→ CHALLENGE: Find the lines below that contain the string "Liststr". Copy each one.

→ LISTED ENTRIES:
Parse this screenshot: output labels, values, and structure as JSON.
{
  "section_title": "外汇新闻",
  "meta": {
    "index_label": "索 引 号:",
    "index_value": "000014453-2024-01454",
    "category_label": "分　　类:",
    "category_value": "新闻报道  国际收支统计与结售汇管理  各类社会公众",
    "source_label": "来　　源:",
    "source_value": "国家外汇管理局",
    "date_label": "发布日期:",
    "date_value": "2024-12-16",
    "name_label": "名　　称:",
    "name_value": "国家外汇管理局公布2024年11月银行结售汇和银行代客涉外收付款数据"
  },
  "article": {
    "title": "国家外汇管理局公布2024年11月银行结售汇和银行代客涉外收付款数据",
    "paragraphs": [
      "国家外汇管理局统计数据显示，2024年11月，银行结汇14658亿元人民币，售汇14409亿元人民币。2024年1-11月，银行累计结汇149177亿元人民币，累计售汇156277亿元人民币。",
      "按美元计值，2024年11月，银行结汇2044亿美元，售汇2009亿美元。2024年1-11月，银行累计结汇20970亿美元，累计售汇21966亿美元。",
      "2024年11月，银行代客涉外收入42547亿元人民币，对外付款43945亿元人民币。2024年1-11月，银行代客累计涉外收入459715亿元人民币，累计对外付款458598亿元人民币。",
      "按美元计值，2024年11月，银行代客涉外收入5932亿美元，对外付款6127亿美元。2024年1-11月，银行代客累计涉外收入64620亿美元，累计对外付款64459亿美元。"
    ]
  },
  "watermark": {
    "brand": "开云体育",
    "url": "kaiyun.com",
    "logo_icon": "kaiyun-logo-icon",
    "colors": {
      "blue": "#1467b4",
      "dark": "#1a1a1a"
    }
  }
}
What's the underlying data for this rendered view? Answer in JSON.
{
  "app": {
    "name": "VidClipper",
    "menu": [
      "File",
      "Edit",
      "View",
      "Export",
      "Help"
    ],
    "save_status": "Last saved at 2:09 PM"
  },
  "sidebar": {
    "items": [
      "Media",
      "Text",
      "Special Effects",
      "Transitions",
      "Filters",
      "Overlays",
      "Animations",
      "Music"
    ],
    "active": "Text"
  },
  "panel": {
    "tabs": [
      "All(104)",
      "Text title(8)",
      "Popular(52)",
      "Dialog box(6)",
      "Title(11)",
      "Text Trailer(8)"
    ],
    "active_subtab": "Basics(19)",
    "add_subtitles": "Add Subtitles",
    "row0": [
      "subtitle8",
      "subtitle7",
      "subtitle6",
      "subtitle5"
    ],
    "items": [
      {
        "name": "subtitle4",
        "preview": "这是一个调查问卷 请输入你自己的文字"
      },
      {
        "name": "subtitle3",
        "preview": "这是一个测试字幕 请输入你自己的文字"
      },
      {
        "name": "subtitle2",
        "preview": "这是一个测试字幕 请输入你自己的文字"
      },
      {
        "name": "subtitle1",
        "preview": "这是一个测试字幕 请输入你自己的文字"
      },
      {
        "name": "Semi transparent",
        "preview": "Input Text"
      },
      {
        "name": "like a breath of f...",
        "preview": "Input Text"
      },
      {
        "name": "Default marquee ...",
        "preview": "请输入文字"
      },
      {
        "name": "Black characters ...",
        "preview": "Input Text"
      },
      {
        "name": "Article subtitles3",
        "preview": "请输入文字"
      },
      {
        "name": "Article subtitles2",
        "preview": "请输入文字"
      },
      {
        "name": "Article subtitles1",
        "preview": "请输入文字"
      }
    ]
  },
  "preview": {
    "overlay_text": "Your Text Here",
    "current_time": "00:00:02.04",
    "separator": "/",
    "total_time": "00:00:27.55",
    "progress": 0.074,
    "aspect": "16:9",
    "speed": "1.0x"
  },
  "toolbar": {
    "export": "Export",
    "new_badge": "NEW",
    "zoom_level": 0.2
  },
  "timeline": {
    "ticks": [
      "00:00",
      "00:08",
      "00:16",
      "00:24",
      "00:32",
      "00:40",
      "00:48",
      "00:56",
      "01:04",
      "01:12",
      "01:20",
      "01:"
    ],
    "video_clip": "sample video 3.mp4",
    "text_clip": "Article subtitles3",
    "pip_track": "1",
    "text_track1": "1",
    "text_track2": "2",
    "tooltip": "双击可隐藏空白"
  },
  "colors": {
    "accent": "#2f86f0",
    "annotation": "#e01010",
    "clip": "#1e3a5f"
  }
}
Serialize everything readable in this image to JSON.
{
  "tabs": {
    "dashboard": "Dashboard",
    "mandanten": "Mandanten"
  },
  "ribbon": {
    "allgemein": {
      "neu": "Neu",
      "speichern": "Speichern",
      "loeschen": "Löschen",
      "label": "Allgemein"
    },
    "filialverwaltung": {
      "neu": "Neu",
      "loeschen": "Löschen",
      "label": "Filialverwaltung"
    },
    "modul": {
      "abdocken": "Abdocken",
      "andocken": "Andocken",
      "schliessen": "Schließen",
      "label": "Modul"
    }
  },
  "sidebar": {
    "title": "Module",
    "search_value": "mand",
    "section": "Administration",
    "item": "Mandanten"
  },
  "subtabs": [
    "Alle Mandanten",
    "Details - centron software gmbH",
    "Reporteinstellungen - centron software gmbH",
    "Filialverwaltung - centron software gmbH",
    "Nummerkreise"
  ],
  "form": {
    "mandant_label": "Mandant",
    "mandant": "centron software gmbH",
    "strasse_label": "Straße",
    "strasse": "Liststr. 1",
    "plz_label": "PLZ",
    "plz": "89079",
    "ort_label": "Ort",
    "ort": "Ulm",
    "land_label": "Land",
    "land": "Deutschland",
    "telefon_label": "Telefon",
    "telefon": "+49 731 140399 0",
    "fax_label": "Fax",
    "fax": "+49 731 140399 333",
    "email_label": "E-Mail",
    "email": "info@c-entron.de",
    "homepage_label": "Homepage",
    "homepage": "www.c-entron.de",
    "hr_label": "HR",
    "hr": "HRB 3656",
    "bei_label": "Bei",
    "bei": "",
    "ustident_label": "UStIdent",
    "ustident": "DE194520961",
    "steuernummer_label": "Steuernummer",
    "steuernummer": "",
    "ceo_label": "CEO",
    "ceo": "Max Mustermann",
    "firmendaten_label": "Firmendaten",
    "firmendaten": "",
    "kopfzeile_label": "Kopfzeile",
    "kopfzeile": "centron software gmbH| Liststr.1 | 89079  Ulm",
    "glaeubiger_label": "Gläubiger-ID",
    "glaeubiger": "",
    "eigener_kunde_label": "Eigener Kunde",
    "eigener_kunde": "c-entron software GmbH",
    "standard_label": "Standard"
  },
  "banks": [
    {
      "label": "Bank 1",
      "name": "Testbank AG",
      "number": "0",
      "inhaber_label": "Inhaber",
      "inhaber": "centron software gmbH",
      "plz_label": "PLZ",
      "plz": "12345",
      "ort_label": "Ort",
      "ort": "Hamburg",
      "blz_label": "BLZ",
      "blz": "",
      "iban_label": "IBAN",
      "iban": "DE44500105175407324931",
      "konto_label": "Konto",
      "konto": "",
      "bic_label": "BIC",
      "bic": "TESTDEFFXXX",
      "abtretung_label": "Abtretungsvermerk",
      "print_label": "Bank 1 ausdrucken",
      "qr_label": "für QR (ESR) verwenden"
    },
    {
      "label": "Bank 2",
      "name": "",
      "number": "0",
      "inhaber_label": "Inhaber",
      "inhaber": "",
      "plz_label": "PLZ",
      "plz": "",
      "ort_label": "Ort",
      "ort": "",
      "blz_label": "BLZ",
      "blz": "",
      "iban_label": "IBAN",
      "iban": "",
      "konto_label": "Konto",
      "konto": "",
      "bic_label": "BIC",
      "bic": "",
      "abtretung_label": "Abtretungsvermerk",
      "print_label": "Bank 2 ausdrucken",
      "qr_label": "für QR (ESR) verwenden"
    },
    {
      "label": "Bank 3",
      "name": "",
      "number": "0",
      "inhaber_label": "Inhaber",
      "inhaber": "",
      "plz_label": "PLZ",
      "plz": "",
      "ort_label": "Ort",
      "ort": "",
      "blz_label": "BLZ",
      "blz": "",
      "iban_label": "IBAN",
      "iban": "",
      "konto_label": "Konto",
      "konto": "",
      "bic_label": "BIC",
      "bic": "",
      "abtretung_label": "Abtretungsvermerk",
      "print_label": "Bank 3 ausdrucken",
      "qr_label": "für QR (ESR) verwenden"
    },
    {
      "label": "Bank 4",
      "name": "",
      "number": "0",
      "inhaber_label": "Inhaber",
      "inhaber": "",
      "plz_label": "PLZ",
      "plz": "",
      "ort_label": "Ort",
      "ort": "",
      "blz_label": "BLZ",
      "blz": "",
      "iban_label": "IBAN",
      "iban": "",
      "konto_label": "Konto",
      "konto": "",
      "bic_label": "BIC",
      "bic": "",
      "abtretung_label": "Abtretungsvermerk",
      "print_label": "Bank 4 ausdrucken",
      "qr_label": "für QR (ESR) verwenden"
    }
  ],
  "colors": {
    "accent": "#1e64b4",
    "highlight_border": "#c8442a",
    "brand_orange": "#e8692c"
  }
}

→ ANSWER IN FULL:
    "strasse": "Liststr. 1",
    "kopfzeile": "centron software gmbH| Liststr.1 | 89079  Ulm",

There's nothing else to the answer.